**Figure data in JSON**:
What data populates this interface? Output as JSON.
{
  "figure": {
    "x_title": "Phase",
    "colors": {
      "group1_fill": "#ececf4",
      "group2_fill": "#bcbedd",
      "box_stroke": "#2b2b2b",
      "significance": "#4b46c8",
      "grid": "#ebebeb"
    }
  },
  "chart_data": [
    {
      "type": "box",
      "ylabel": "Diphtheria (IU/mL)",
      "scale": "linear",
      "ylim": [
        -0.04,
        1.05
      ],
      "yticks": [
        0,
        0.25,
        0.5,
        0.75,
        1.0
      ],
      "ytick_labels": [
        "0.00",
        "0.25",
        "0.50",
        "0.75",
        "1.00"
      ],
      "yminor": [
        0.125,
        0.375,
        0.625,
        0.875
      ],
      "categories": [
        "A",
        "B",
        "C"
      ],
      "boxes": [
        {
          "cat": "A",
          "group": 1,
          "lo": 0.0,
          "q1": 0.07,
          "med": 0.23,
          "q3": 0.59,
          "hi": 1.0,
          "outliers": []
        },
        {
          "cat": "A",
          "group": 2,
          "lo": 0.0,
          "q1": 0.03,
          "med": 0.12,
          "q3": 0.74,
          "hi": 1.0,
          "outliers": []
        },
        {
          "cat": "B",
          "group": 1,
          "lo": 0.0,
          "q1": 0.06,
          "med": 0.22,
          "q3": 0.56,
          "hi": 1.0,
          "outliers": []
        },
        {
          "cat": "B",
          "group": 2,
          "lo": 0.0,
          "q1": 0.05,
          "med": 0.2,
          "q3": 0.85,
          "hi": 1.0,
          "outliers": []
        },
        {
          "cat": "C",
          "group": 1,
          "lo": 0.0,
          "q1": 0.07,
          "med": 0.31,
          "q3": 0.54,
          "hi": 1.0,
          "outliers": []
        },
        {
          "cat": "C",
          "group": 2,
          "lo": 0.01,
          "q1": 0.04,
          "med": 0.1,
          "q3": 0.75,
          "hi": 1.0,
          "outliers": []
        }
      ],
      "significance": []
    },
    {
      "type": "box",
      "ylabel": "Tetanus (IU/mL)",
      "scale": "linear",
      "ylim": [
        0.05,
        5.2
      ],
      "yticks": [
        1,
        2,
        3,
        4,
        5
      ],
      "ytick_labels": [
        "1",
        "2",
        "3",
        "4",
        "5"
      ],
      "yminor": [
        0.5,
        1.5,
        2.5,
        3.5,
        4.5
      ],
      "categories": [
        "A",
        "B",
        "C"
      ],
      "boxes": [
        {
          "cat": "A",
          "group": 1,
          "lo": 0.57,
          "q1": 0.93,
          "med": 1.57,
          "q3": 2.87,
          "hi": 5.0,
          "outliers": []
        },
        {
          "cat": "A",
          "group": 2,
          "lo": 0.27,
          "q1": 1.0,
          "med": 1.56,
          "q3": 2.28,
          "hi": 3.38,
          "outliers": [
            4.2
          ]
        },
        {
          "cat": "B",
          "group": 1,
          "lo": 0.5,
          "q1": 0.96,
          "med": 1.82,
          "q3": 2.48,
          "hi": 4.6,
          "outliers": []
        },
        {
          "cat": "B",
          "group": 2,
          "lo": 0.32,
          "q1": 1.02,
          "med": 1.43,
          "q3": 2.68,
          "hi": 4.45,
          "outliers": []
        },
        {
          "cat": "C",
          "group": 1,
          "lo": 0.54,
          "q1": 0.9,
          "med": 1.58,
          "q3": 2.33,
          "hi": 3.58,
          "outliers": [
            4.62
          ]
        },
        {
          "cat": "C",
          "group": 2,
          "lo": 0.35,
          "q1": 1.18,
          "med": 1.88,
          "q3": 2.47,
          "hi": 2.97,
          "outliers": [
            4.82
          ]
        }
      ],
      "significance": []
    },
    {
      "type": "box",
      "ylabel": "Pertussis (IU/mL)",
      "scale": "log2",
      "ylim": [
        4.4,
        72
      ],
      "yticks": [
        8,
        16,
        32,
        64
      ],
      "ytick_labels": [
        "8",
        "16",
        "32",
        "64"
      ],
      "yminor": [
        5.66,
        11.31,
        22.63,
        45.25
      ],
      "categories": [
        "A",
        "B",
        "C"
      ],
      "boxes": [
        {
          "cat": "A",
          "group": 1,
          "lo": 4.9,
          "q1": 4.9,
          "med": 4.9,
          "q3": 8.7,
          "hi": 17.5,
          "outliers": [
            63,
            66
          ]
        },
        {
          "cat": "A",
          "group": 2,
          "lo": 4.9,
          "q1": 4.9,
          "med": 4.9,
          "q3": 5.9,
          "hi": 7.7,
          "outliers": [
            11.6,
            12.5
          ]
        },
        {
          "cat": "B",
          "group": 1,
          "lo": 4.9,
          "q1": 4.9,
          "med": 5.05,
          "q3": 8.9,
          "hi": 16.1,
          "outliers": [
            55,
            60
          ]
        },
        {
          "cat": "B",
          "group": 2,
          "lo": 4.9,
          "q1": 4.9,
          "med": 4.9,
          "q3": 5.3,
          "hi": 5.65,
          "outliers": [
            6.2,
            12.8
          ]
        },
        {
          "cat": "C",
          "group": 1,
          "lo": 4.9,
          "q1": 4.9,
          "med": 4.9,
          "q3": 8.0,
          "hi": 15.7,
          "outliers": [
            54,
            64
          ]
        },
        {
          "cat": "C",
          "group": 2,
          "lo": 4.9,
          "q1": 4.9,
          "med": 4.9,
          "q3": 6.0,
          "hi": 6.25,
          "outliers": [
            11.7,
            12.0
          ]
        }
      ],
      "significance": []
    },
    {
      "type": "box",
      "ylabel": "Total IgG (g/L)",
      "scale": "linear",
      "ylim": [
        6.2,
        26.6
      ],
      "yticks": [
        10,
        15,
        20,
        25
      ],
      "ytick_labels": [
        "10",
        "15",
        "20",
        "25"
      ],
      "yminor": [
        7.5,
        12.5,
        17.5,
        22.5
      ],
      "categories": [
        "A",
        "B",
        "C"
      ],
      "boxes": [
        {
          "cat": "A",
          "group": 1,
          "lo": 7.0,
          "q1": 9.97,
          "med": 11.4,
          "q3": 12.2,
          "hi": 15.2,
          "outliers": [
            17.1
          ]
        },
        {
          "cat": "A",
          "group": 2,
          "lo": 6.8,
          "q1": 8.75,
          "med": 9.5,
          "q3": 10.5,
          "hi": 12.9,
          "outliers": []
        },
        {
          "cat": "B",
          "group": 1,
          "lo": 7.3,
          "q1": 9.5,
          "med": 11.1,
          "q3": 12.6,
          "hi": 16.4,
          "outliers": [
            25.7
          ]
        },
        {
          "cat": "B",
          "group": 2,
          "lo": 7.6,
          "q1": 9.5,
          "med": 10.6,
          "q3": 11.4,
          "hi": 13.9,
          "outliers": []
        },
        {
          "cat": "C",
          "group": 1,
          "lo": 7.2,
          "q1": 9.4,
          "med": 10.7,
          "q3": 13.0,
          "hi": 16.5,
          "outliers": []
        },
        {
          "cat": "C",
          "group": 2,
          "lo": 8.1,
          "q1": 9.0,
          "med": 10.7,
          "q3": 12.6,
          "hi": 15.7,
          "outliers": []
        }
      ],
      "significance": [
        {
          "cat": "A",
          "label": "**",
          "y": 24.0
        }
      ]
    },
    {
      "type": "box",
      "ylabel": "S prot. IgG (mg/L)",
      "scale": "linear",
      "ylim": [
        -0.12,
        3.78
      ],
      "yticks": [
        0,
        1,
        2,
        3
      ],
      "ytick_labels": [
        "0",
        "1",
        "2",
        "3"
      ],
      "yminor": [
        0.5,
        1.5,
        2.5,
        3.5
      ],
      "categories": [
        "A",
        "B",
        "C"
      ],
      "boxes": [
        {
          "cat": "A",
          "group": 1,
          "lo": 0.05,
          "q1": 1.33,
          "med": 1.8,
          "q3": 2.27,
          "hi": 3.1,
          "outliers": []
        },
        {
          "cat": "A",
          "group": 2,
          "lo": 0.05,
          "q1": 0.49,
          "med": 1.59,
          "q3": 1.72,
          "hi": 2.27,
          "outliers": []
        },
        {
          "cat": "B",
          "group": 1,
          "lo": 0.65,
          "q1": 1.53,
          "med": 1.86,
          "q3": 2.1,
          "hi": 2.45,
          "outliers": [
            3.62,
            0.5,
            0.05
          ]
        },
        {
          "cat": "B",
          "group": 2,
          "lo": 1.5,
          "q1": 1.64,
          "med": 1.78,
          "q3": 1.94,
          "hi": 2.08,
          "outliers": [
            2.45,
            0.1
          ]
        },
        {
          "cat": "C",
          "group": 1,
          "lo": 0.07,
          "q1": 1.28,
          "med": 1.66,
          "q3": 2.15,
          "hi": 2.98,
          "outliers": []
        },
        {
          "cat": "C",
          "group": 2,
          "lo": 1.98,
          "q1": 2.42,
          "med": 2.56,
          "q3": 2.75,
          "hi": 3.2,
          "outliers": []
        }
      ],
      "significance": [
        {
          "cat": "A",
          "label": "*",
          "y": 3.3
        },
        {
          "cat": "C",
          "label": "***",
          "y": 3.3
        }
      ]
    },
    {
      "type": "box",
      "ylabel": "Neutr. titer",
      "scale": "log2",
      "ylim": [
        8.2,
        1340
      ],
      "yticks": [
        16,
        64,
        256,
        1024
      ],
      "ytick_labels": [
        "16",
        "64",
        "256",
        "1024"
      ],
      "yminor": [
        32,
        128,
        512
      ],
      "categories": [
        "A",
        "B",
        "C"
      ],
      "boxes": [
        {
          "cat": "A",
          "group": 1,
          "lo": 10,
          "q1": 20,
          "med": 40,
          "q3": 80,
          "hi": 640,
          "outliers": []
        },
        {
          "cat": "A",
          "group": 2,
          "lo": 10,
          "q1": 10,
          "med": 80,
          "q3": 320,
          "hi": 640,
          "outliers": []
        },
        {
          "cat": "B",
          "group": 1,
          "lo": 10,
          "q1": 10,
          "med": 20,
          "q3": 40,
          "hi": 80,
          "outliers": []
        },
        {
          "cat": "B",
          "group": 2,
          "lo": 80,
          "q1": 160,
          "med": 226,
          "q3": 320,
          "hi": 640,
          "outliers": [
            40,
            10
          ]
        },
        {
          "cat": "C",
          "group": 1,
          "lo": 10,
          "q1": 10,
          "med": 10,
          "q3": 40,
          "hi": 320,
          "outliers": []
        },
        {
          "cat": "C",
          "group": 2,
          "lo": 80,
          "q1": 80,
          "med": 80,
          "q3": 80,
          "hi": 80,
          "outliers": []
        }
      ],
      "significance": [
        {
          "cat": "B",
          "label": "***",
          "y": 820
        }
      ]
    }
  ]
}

**SHORT EXERCISE**:
Look through the material above. Copy each line where the word "ylabel" appears.

**SOLUTION FOR THIS TASK**:
      "ylabel": "Diphtheria (IU/mL)",
      "ylabel": "Tetanus (IU/mL)",
      "ylabel": "Pertussis (IU/mL)",
      "ylabel": "Total IgG (g/L)",
      "ylabel": "S prot. IgG (mg/L)",
      "ylabel": "Neutr. titer",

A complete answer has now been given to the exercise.